* Exercise brief
Go through the material and write it all out exactly, minus the pictures.

* Listed records
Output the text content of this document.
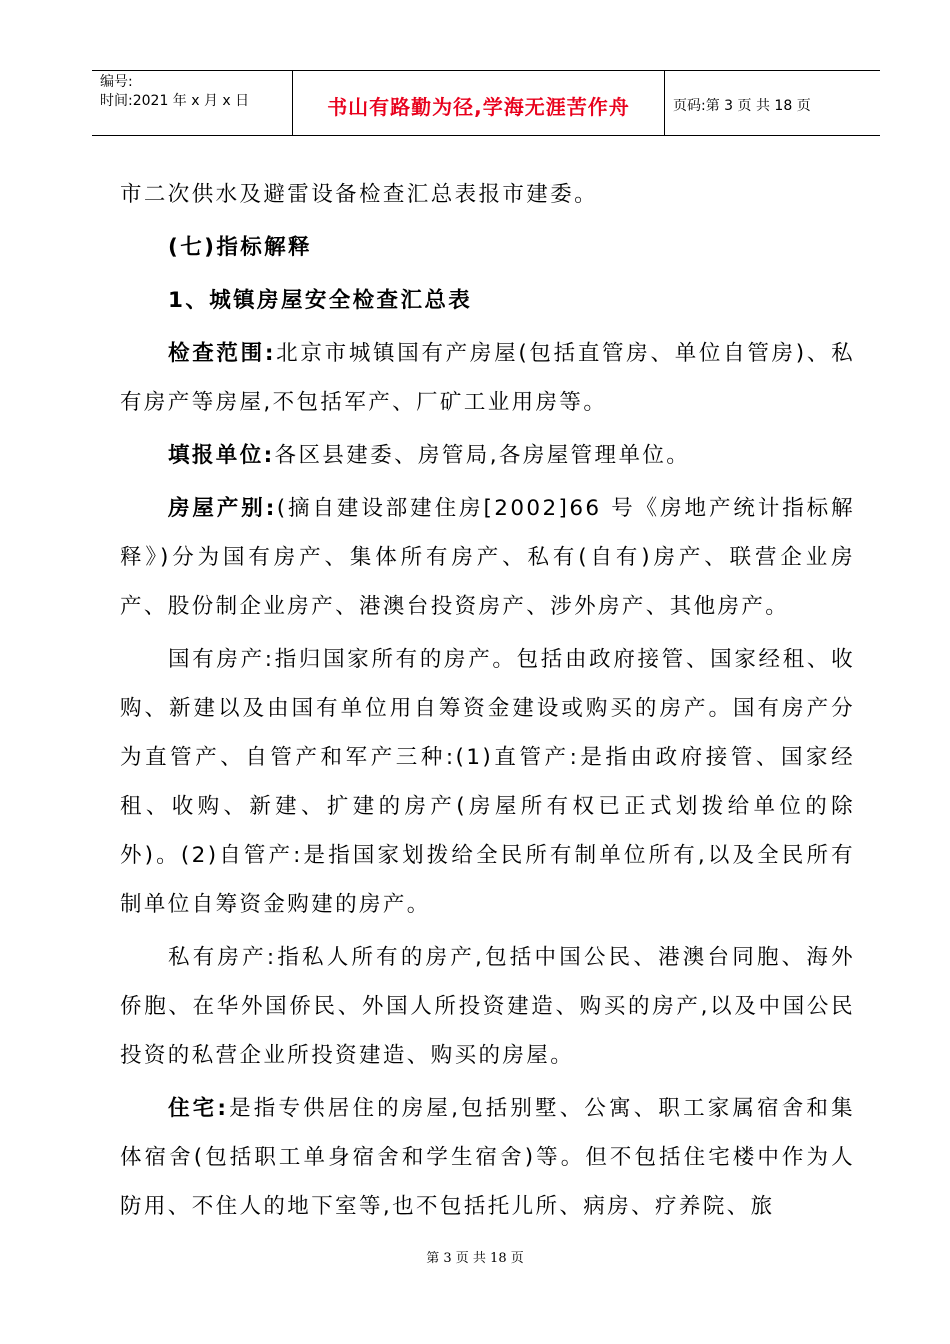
编号:
时间:2021 年 x 月 x 日	书山有路勤为径,学海无涯苦作舟	页码:第 3 页 共 18 页

市二次供水及避雷设备检查汇总表报市建委。

(七)指标解释

1、城镇房屋安全检查汇总表

检查范围:北京市城镇国有产房屋(包括直管房、单位自管房)、私有房产等房屋,不包括军产、厂矿工业用房等。

填报单位:各区县建委、房管局,各房屋管理单位。

房屋产别:(摘自建设部建住房[2002]66 号《房地产统计指标解释》)分为国有房产、集体所有房产、私有(自有)房产、联营企业房产、股份制企业房产、港澳台投资房产、涉外房产、其他房产。

国有房产:指归国家所有的房产。包括由政府接管、国家经租、收购、新建以及由国有单位用自筹资金建设或购买的房产。国有房产分为直管产、自管产和军产三种:(1)直管产:是指由政府接管、国家经租、收购、新建、扩建的房产(房屋所有权已正式划拨给单位的除外)。(2)自管产:是指国家划拨给全民所有制单位所有,以及全民所有制单位自筹资金购建的房产。

私有房产:指私人所有的房产,包括中国公民、港澳台同胞、海外侨胞、在华外国侨民、外国人所投资建造、购买的房产,以及中国公民投资的私营企业所投资建造、购买的房屋。

住宅:是指专供居住的房屋,包括别墅、公寓、职工家属宿舍和集体宿舍(包括职工单身宿舍和学生宿舍)等。但不包括住宅楼中作为人防用、不住人的地下室等,也不包括托儿所、病房、疗养院、旅

第 3 页 共 18 页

* Full answer
Output the text content of this document.
编号:
时间:2021 年 x 月 x 日	书山有路勤为径,学海无涯苦作舟	页码:第 3 页 共 18 页

市二次供水及避雷设备检查汇总表报市建委。

(七)指标解释

1、城镇房屋安全检查汇总表

检查范围:北京市城镇国有产房屋(包括直管房、单位自管房)、私有房产等房屋,不包括军产、厂矿工业用房等。

填报单位:各区县建委、房管局,各房屋管理单位。

房屋产别:(摘自建设部建住房[2002]66 号《房地产统计指标解释》)分为国有房产、集体所有房产、私有(自有)房产、联营企业房产、股份制企业房产、港澳台投资房产、涉外房产、其他房产。

国有房产:指归国家所有的房产。包括由政府接管、国家经租、收购、新建以及由国有单位用自筹资金建设或购买的房产。国有房产分为直管产、自管产和军产三种:(1)直管产:是指由政府接管、国家经租、收购、新建、扩建的房产(房屋所有权已正式划拨给单位的除外)。(2)自管产:是指国家划拨给全民所有制单位所有,以及全民所有制单位自筹资金购建的房产。

私有房产:指私人所有的房产,包括中国公民、港澳台同胞、海外侨胞、在华外国侨民、外国人所投资建造、购买的房产,以及中国公民投资的私营企业所投资建造、购买的房屋。

住宅:是指专供居住的房屋,包括别墅、公寓、职工家属宿舍和集体宿舍(包括职工单身宿舍和学生宿舍)等。但不包括住宅楼中作为人防用、不住人的地下室等,也不包括托儿所、病房、疗养院、旅

第 3 页 共 18 页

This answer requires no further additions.